Answer with nothing but the number of lines that include the word "name".
** begin RECORDS FOR PROCESSING **
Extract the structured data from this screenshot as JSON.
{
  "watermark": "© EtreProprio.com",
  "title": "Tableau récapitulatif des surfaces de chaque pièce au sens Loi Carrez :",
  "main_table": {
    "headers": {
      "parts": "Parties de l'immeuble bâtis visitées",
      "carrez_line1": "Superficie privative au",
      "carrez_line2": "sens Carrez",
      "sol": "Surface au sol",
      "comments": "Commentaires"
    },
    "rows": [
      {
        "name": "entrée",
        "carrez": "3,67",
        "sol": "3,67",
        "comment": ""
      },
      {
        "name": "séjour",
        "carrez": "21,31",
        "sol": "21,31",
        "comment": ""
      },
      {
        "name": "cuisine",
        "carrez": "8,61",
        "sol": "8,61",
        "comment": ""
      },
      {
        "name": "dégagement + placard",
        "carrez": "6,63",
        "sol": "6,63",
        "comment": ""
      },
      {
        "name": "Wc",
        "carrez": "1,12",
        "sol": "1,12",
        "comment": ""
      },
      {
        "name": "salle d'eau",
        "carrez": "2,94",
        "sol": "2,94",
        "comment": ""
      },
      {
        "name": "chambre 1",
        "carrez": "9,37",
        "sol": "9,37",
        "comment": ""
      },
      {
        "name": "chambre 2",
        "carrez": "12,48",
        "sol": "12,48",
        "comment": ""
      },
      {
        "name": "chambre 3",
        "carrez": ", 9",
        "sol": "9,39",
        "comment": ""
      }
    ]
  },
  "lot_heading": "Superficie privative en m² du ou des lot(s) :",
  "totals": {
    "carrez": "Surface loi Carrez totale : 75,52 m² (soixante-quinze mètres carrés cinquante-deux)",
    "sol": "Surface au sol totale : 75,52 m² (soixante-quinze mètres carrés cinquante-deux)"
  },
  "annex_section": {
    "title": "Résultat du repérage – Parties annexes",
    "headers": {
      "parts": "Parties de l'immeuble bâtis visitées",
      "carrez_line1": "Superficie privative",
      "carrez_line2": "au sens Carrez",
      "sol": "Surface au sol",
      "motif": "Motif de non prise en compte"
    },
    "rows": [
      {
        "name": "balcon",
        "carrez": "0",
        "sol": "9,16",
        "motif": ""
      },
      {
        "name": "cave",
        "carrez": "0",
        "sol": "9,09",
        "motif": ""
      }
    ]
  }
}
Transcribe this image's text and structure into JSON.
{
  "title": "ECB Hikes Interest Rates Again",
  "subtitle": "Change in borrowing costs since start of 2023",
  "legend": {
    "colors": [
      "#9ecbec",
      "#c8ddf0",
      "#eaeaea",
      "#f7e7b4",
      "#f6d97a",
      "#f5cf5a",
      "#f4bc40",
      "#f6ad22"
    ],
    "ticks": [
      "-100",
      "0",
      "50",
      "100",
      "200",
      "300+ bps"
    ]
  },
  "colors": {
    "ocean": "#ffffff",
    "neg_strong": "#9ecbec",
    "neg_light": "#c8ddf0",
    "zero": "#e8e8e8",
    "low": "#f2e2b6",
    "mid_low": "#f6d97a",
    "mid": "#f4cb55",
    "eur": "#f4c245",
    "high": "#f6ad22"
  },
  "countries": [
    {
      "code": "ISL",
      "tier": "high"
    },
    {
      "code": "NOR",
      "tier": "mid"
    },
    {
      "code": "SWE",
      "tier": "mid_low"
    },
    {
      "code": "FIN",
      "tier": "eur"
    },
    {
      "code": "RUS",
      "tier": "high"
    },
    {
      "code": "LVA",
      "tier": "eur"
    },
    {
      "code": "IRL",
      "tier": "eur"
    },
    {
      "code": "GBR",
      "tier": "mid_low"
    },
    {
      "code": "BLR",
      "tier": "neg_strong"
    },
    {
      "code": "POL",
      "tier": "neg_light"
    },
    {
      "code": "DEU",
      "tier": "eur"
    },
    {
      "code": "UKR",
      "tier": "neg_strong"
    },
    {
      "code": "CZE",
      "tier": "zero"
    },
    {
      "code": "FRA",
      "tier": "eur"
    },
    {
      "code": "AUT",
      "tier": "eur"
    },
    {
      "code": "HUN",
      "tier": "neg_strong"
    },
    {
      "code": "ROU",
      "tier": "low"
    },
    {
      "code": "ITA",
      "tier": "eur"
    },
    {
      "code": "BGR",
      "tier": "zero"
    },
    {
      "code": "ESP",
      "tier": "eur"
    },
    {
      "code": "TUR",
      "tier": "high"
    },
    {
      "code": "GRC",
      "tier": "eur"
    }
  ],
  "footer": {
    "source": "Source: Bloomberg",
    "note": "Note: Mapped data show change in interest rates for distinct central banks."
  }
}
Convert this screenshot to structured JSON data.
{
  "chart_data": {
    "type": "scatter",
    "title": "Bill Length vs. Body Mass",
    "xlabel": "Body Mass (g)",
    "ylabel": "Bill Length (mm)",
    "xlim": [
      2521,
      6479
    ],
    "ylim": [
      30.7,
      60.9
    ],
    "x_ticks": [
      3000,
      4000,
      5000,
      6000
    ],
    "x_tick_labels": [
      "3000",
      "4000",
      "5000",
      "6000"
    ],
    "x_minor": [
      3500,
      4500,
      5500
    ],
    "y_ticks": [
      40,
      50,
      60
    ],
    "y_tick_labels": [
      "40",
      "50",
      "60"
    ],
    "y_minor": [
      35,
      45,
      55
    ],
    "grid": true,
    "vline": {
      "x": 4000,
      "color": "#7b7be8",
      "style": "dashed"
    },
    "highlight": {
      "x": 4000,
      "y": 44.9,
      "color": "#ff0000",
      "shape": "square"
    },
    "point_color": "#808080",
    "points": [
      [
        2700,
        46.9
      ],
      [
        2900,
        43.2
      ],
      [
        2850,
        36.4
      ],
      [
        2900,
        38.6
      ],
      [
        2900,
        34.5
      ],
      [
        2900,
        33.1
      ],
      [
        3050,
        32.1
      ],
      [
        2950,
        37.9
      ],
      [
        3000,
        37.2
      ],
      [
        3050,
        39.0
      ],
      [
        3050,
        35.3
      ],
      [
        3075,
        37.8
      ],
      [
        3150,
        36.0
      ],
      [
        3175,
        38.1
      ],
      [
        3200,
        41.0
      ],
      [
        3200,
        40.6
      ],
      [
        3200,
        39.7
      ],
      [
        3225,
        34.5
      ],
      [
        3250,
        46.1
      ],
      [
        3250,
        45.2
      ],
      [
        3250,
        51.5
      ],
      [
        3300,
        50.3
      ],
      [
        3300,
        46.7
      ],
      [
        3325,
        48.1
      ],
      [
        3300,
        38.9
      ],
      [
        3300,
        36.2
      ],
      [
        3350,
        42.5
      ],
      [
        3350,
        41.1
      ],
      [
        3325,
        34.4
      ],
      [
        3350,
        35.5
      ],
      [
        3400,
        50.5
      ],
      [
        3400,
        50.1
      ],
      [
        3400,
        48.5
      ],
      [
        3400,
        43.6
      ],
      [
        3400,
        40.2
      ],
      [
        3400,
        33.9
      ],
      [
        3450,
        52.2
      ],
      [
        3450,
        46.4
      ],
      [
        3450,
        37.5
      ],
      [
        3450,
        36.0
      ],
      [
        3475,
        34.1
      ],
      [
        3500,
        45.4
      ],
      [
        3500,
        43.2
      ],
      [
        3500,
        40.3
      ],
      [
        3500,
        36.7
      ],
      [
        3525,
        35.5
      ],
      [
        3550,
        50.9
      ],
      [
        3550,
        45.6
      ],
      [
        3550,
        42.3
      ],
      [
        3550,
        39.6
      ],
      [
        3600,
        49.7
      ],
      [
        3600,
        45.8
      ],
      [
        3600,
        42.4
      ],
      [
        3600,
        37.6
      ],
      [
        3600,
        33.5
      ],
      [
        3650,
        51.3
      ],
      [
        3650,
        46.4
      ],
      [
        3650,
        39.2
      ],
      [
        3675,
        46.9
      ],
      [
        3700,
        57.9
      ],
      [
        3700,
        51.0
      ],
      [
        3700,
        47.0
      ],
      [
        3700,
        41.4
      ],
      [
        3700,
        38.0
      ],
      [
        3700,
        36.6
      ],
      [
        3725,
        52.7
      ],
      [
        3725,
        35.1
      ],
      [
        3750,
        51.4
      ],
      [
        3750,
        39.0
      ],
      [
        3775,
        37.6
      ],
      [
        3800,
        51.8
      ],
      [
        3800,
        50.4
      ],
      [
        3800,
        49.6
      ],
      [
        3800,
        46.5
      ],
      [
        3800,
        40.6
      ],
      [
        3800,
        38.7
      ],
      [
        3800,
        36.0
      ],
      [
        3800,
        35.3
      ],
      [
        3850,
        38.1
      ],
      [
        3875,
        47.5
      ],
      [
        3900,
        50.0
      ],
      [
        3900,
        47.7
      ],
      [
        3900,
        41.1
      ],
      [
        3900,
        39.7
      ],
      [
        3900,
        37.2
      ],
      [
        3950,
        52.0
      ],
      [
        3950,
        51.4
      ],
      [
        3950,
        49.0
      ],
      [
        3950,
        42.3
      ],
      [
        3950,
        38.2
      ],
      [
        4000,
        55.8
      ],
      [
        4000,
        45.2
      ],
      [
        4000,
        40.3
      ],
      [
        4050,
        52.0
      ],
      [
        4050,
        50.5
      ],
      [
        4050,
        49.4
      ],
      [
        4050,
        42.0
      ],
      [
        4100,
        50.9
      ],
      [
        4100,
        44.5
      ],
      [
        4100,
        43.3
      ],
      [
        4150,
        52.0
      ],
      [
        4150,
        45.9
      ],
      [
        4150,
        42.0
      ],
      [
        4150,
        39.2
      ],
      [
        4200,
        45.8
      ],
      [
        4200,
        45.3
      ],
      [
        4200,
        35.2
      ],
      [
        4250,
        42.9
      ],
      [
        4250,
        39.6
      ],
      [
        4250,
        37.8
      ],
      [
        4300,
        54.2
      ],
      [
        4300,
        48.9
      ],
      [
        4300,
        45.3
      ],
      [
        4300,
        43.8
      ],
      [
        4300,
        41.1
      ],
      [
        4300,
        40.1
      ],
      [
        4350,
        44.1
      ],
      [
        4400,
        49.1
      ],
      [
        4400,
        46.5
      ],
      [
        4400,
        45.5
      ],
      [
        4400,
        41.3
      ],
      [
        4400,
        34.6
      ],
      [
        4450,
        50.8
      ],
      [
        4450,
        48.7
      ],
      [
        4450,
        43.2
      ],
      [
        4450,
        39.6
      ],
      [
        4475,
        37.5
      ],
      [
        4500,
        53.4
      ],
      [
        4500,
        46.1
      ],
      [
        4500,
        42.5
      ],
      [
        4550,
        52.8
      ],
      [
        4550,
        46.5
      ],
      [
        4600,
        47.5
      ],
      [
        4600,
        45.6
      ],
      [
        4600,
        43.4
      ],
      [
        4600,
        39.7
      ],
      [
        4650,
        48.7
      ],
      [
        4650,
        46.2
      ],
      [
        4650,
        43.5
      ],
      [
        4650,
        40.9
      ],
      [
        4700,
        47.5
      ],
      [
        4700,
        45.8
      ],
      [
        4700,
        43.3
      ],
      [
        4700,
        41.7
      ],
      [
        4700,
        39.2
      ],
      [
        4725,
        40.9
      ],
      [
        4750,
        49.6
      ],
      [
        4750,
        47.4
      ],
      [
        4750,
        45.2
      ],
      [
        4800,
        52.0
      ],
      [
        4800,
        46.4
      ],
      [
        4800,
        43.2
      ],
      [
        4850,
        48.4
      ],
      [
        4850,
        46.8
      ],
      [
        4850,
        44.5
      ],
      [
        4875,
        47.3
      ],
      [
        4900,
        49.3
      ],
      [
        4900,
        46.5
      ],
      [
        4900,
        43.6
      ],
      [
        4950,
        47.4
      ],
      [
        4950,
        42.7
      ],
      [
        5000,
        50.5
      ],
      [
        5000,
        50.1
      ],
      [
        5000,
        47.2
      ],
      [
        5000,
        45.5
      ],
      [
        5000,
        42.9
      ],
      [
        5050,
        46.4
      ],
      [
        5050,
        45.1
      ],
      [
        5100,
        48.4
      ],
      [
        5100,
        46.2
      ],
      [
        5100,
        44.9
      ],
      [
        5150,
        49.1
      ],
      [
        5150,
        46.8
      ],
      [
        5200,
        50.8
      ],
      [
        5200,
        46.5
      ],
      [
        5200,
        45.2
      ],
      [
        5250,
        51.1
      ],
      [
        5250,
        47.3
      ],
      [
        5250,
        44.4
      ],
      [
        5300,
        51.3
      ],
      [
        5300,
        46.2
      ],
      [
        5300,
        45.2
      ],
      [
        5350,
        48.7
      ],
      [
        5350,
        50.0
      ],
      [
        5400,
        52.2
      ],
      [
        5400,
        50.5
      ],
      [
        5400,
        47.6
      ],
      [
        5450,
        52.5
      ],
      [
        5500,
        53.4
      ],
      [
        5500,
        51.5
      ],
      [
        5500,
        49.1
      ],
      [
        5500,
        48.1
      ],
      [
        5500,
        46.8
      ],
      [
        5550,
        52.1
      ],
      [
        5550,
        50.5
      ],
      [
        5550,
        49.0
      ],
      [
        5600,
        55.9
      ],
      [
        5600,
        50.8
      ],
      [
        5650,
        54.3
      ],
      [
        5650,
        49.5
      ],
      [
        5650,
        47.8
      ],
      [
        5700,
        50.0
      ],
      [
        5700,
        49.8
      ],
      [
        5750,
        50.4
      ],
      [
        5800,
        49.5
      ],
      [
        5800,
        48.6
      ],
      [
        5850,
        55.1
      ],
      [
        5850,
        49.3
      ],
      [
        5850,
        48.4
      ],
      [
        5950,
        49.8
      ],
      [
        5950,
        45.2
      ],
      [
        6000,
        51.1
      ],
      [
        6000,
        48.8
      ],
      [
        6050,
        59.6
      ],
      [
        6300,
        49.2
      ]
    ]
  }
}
** end RECORDS FOR PROCESSING **
◆ OUTPUT ◆
11